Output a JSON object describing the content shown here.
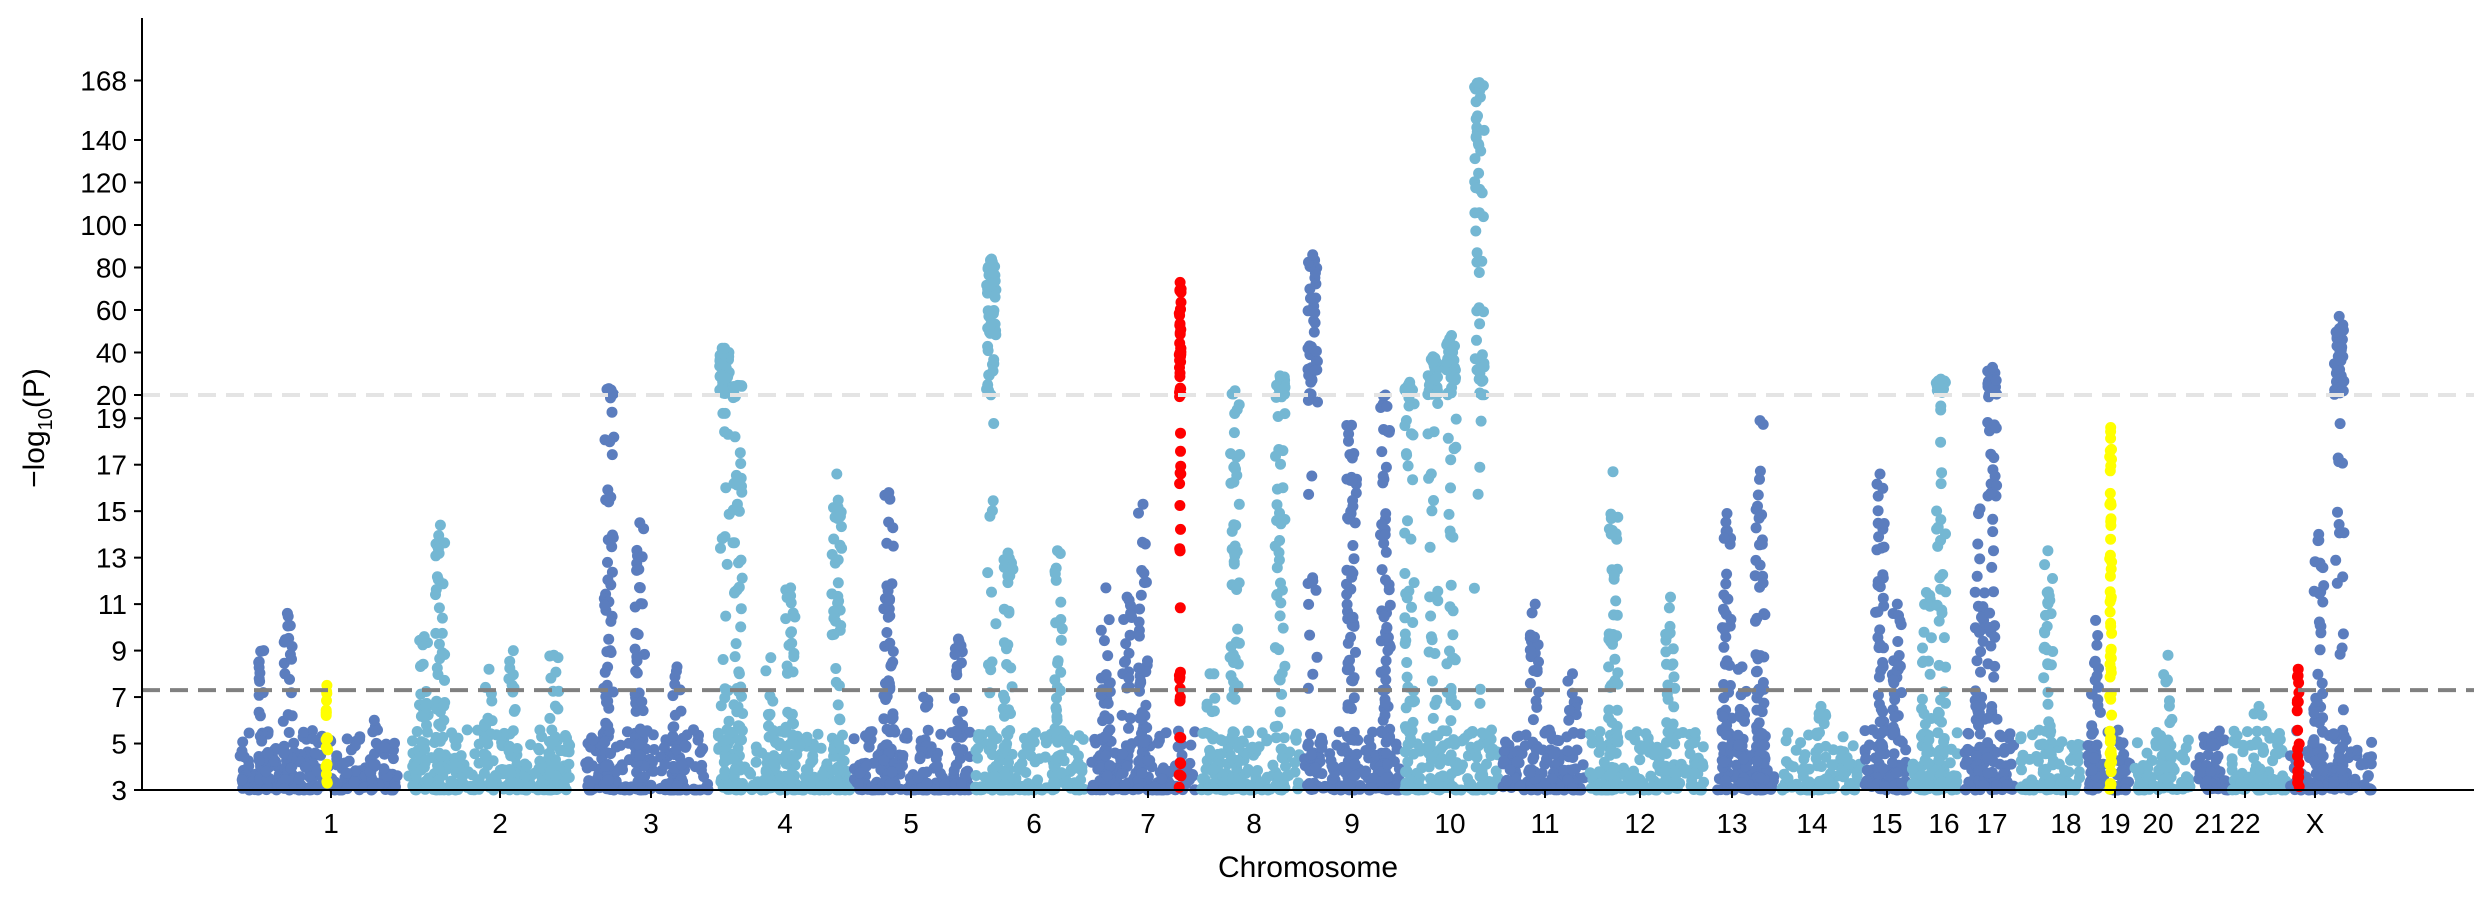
{
  "chart_data": {
    "type": "scatter",
    "subtype": "manhattan",
    "title": "",
    "xlabel": "Chromosome",
    "ylabel_main": "−log",
    "ylabel_sub": "10",
    "ylabel_tail": "(P)",
    "y_axis_lower": {
      "range": [
        3,
        20
      ],
      "ticks": [
        "3",
        "5",
        "7",
        "9",
        "11",
        "13",
        "15",
        "17",
        "19"
      ],
      "tick_values": [
        3,
        5,
        7,
        9,
        11,
        13,
        15,
        17,
        19
      ]
    },
    "y_axis_upper": {
      "range": [
        20,
        180
      ],
      "ticks": [
        "20",
        "40",
        "60",
        "80",
        "100",
        "120",
        "140",
        "168"
      ],
      "tick_values": [
        20,
        40,
        60,
        80,
        100,
        120,
        140,
        168
      ]
    },
    "thresholds": [
      {
        "value": 7.3,
        "color": "#808080",
        "style": "dashed"
      },
      {
        "value": 20,
        "color": "#e4e4e4",
        "style": "dashed"
      }
    ],
    "colors": {
      "dark": "#5b7dbe",
      "light": "#74b7d3",
      "highlight_red": "#ff0000",
      "highlight_yellow": "#ffff00"
    },
    "chromosomes": [
      {
        "label": "1",
        "peaks": [
          {
            "offset": 0.15,
            "max": 9
          },
          {
            "offset": 0.3,
            "max": 10.6
          },
          {
            "offset": 0.55,
            "max": 7.5,
            "highlight": "yellow"
          },
          {
            "offset": 0.85,
            "max": 6
          }
        ]
      },
      {
        "label": "2",
        "peaks": [
          {
            "offset": 0.1,
            "max": 9.6
          },
          {
            "offset": 0.2,
            "max": 14.4
          },
          {
            "offset": 0.5,
            "max": 8.2
          },
          {
            "offset": 0.65,
            "max": 9
          },
          {
            "offset": 0.9,
            "max": 8.8
          }
        ]
      },
      {
        "label": "3",
        "peaks": [
          {
            "offset": 0.2,
            "max": 23
          },
          {
            "offset": 0.45,
            "max": 14.5
          },
          {
            "offset": 0.75,
            "max": 8.3
          }
        ]
      },
      {
        "label": "4",
        "peaks": [
          {
            "offset": 0.05,
            "max": 42
          },
          {
            "offset": 0.15,
            "max": 24.5
          },
          {
            "offset": 0.4,
            "max": 8.7
          },
          {
            "offset": 0.55,
            "max": 11.7
          },
          {
            "offset": 0.9,
            "max": 16.6
          }
        ]
      },
      {
        "label": "5",
        "peaks": [
          {
            "offset": 0.3,
            "max": 15.8
          },
          {
            "offset": 0.6,
            "max": 7
          },
          {
            "offset": 0.9,
            "max": 9.5
          }
        ]
      },
      {
        "label": "6",
        "peaks": [
          {
            "offset": 0.15,
            "max": 84
          },
          {
            "offset": 0.3,
            "max": 13.2
          },
          {
            "offset": 0.75,
            "max": 13.3
          }
        ]
      },
      {
        "label": "7",
        "peaks": [
          {
            "offset": 0.15,
            "max": 11.7
          },
          {
            "offset": 0.35,
            "max": 11.3
          },
          {
            "offset": 0.5,
            "max": 15.3
          },
          {
            "offset": 0.85,
            "max": 73,
            "highlight": "red"
          }
        ]
      },
      {
        "label": "8",
        "peaks": [
          {
            "offset": 0.1,
            "max": 8
          },
          {
            "offset": 0.35,
            "max": 22
          },
          {
            "offset": 0.8,
            "max": 29
          }
        ]
      },
      {
        "label": "9",
        "peaks": [
          {
            "offset": 0.1,
            "max": 86
          },
          {
            "offset": 0.5,
            "max": 18.7
          },
          {
            "offset": 0.85,
            "max": 20
          }
        ]
      },
      {
        "label": "10",
        "peaks": [
          {
            "offset": 0.05,
            "max": 26
          },
          {
            "offset": 0.3,
            "max": 38
          },
          {
            "offset": 0.5,
            "max": 48
          },
          {
            "offset": 0.8,
            "max": 167
          }
        ]
      },
      {
        "label": "11",
        "peaks": [
          {
            "offset": 0.4,
            "max": 11
          },
          {
            "offset": 0.85,
            "max": 8
          }
        ]
      },
      {
        "label": "12",
        "peaks": [
          {
            "offset": 0.2,
            "max": 16.7
          },
          {
            "offset": 0.7,
            "max": 11.3
          }
        ]
      },
      {
        "label": "13",
        "peaks": [
          {
            "offset": 0.2,
            "max": 14.9
          },
          {
            "offset": 0.45,
            "max": 8.3
          },
          {
            "offset": 0.75,
            "max": 18.9
          }
        ]
      },
      {
        "label": "14",
        "peaks": [
          {
            "offset": 0.5,
            "max": 6.6
          }
        ]
      },
      {
        "label": "15",
        "peaks": [
          {
            "offset": 0.35,
            "max": 16.6
          },
          {
            "offset": 0.75,
            "max": 11
          }
        ]
      },
      {
        "label": "16",
        "peaks": [
          {
            "offset": 0.3,
            "max": 11.5
          },
          {
            "offset": 0.6,
            "max": 27.5
          }
        ]
      },
      {
        "label": "17",
        "peaks": [
          {
            "offset": 0.3,
            "max": 15.1
          },
          {
            "offset": 0.55,
            "max": 33
          }
        ]
      },
      {
        "label": "18",
        "peaks": [
          {
            "offset": 0.45,
            "max": 13.3
          }
        ]
      },
      {
        "label": "19",
        "peaks": [
          {
            "offset": 0.2,
            "max": 10.3
          },
          {
            "offset": 0.55,
            "max": 18.6,
            "highlight": "yellow"
          }
        ]
      },
      {
        "label": "20",
        "peaks": [
          {
            "offset": 0.6,
            "max": 8.8
          }
        ]
      },
      {
        "label": "21",
        "peaks": [
          {
            "offset": 0.5,
            "max": 5
          }
        ]
      },
      {
        "label": "22",
        "peaks": [
          {
            "offset": 0.5,
            "max": 6.6
          }
        ]
      },
      {
        "label": "X",
        "peaks": [
          {
            "offset": 0.1,
            "max": 8.2,
            "highlight": "red"
          },
          {
            "offset": 0.35,
            "max": 14
          },
          {
            "offset": 0.6,
            "max": 57
          }
        ]
      }
    ]
  }
}
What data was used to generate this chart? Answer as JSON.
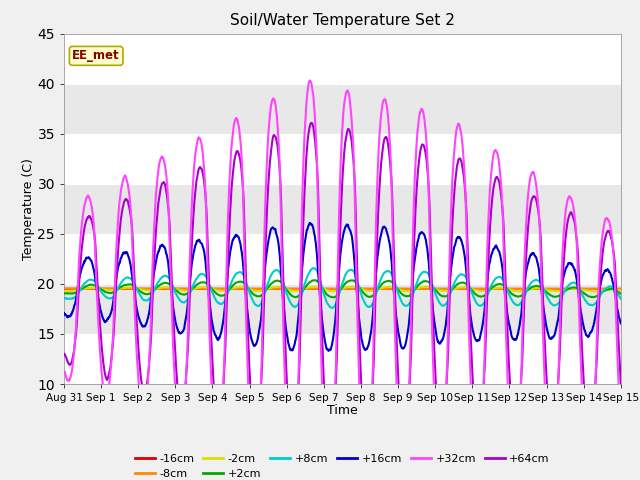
{
  "title": "Soil/Water Temperature Set 2",
  "xlabel": "Time",
  "ylabel": "Temperature (C)",
  "ylim": [
    10,
    45
  ],
  "yticks": [
    10,
    15,
    20,
    25,
    30,
    35,
    40,
    45
  ],
  "x_ticks": [
    0,
    1,
    2,
    3,
    4,
    5,
    6,
    7,
    8,
    9,
    10,
    11,
    12,
    13,
    14,
    15
  ],
  "x_tick_labels": [
    "Aug 31",
    "Sep 1",
    "Sep 2",
    "Sep 3",
    "Sep 4",
    "Sep 5",
    "Sep 6",
    "Sep 7",
    "Sep 8",
    "Sep 9",
    "Sep 10",
    "Sep 11",
    "Sep 12",
    "Sep 13",
    "Sep 14",
    "Sep 15"
  ],
  "watermark": "EE_met",
  "bg_light": "#f0f0f0",
  "bg_dark": "#d8d8d8",
  "series_colors": {
    "-16cm": "#dd0000",
    "-8cm": "#ff8800",
    "-2cm": "#dddd00",
    "+2cm": "#00aa00",
    "+8cm": "#00cccc",
    "+16cm": "#0000cc",
    "+32cm": "#ff44ff",
    "+64cm": "#aa00cc"
  }
}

What to work on:
Transcribe the material exactly, leaving every picture out.

Response to this task:
Output a JSON object describing the content shown here.
{
  "chart_data": {
    "type": "scatter",
    "subtype": "manhattan",
    "title": "",
    "xlabel": "Chromosome",
    "ylabel_main": "−log",
    "ylabel_sub": "10",
    "ylabel_tail": "(P)",
    "y_axis_lower": {
      "range": [
        3,
        20
      ],
      "ticks": [
        "3",
        "5",
        "7",
        "9",
        "11",
        "13",
        "15",
        "17",
        "19"
      ],
      "tick_values": [
        3,
        5,
        7,
        9,
        11,
        13,
        15,
        17,
        19
      ]
    },
    "y_axis_upper": {
      "range": [
        20,
        180
      ],
      "ticks": [
        "20",
        "40",
        "60",
        "80",
        "100",
        "120",
        "140",
        "168"
      ],
      "tick_values": [
        20,
        40,
        60,
        80,
        100,
        120,
        140,
        168
      ]
    },
    "thresholds": [
      {
        "value": 7.3,
        "color": "#808080",
        "style": "dashed"
      },
      {
        "value": 20,
        "color": "#e4e4e4",
        "style": "dashed"
      }
    ],
    "colors": {
      "dark": "#5b7dbe",
      "light": "#74b7d3",
      "highlight_red": "#ff0000",
      "highlight_yellow": "#ffff00"
    },
    "chromosomes": [
      {
        "label": "1",
        "peaks": [
          {
            "offset": 0.15,
            "max": 9
          },
          {
            "offset": 0.3,
            "max": 10.6
          },
          {
            "offset": 0.55,
            "max": 7.5,
            "highlight": "yellow"
          },
          {
            "offset": 0.85,
            "max": 6
          }
        ]
      },
      {
        "label": "2",
        "peaks": [
          {
            "offset": 0.1,
            "max": 9.6
          },
          {
            "offset": 0.2,
            "max": 14.4
          },
          {
            "offset": 0.5,
            "max": 8.2
          },
          {
            "offset": 0.65,
            "max": 9
          },
          {
            "offset": 0.9,
            "max": 8.8
          }
        ]
      },
      {
        "label": "3",
        "peaks": [
          {
            "offset": 0.2,
            "max": 23
          },
          {
            "offset": 0.45,
            "max": 14.5
          },
          {
            "offset": 0.75,
            "max": 8.3
          }
        ]
      },
      {
        "label": "4",
        "peaks": [
          {
            "offset": 0.05,
            "max": 42
          },
          {
            "offset": 0.15,
            "max": 24.5
          },
          {
            "offset": 0.4,
            "max": 8.7
          },
          {
            "offset": 0.55,
            "max": 11.7
          },
          {
            "offset": 0.9,
            "max": 16.6
          }
        ]
      },
      {
        "label": "5",
        "peaks": [
          {
            "offset": 0.3,
            "max": 15.8
          },
          {
            "offset": 0.6,
            "max": 7
          },
          {
            "offset": 0.9,
            "max": 9.5
          }
        ]
      },
      {
        "label": "6",
        "peaks": [
          {
            "offset": 0.15,
            "max": 84
          },
          {
            "offset": 0.3,
            "max": 13.2
          },
          {
            "offset": 0.75,
            "max": 13.3
          }
        ]
      },
      {
        "label": "7",
        "peaks": [
          {
            "offset": 0.15,
            "max": 11.7
          },
          {
            "offset": 0.35,
            "max": 11.3
          },
          {
            "offset": 0.5,
            "max": 15.3
          },
          {
            "offset": 0.85,
            "max": 73,
            "highlight": "red"
          }
        ]
      },
      {
        "label": "8",
        "peaks": [
          {
            "offset": 0.1,
            "max": 8
          },
          {
            "offset": 0.35,
            "max": 22
          },
          {
            "offset": 0.8,
            "max": 29
          }
        ]
      },
      {
        "label": "9",
        "peaks": [
          {
            "offset": 0.1,
            "max": 86
          },
          {
            "offset": 0.5,
            "max": 18.7
          },
          {
            "offset": 0.85,
            "max": 20
          }
        ]
      },
      {
        "label": "10",
        "peaks": [
          {
            "offset": 0.05,
            "max": 26
          },
          {
            "offset": 0.3,
            "max": 38
          },
          {
            "offset": 0.5,
            "max": 48
          },
          {
            "offset": 0.8,
            "max": 167
          }
        ]
      },
      {
        "label": "11",
        "peaks": [
          {
            "offset": 0.4,
            "max": 11
          },
          {
            "offset": 0.85,
            "max": 8
          }
        ]
      },
      {
        "label": "12",
        "peaks": [
          {
            "offset": 0.2,
            "max": 16.7
          },
          {
            "offset": 0.7,
            "max": 11.3
          }
        ]
      },
      {
        "label": "13",
        "peaks": [
          {
            "offset": 0.2,
            "max": 14.9
          },
          {
            "offset": 0.45,
            "max": 8.3
          },
          {
            "offset": 0.75,
            "max": 18.9
          }
        ]
      },
      {
        "label": "14",
        "peaks": [
          {
            "offset": 0.5,
            "max": 6.6
          }
        ]
      },
      {
        "label": "15",
        "peaks": [
          {
            "offset": 0.35,
            "max": 16.6
          },
          {
            "offset": 0.75,
            "max": 11
          }
        ]
      },
      {
        "label": "16",
        "peaks": [
          {
            "offset": 0.3,
            "max": 11.5
          },
          {
            "offset": 0.6,
            "max": 27.5
          }
        ]
      },
      {
        "label": "17",
        "peaks": [
          {
            "offset": 0.3,
            "max": 15.1
          },
          {
            "offset": 0.55,
            "max": 33
          }
        ]
      },
      {
        "label": "18",
        "peaks": [
          {
            "offset": 0.45,
            "max": 13.3
          }
        ]
      },
      {
        "label": "19",
        "peaks": [
          {
            "offset": 0.2,
            "max": 10.3
          },
          {
            "offset": 0.55,
            "max": 18.6,
            "highlight": "yellow"
          }
        ]
      },
      {
        "label": "20",
        "peaks": [
          {
            "offset": 0.6,
            "max": 8.8
          }
        ]
      },
      {
        "label": "21",
        "peaks": [
          {
            "offset": 0.5,
            "max": 5
          }
        ]
      },
      {
        "label": "22",
        "peaks": [
          {
            "offset": 0.5,
            "max": 6.6
          }
        ]
      },
      {
        "label": "X",
        "peaks": [
          {
            "offset": 0.1,
            "max": 8.2,
            "highlight": "red"
          },
          {
            "offset": 0.35,
            "max": 14
          },
          {
            "offset": 0.6,
            "max": 57
          }
        ]
      }
    ]
  }
}
What data was used to generate this chart? Answer as JSON.
{
  "title": "Soil/Water Temperature Set 2",
  "xlabel": "Time",
  "ylabel": "Temperature (C)",
  "ylim": [
    10,
    45
  ],
  "yticks": [
    10,
    15,
    20,
    25,
    30,
    35,
    40,
    45
  ],
  "x_ticks": [
    0,
    1,
    2,
    3,
    4,
    5,
    6,
    7,
    8,
    9,
    10,
    11,
    12,
    13,
    14,
    15
  ],
  "x_tick_labels": [
    "Aug 31",
    "Sep 1",
    "Sep 2",
    "Sep 3",
    "Sep 4",
    "Sep 5",
    "Sep 6",
    "Sep 7",
    "Sep 8",
    "Sep 9",
    "Sep 10",
    "Sep 11",
    "Sep 12",
    "Sep 13",
    "Sep 14",
    "Sep 15"
  ],
  "watermark": "EE_met",
  "bg_light": "#f0f0f0",
  "bg_dark": "#d8d8d8",
  "series_colors": {
    "-16cm": "#dd0000",
    "-8cm": "#ff8800",
    "-2cm": "#dddd00",
    "+2cm": "#00aa00",
    "+8cm": "#00cccc",
    "+16cm": "#0000cc",
    "+32cm": "#ff44ff",
    "+64cm": "#aa00cc"
  }
}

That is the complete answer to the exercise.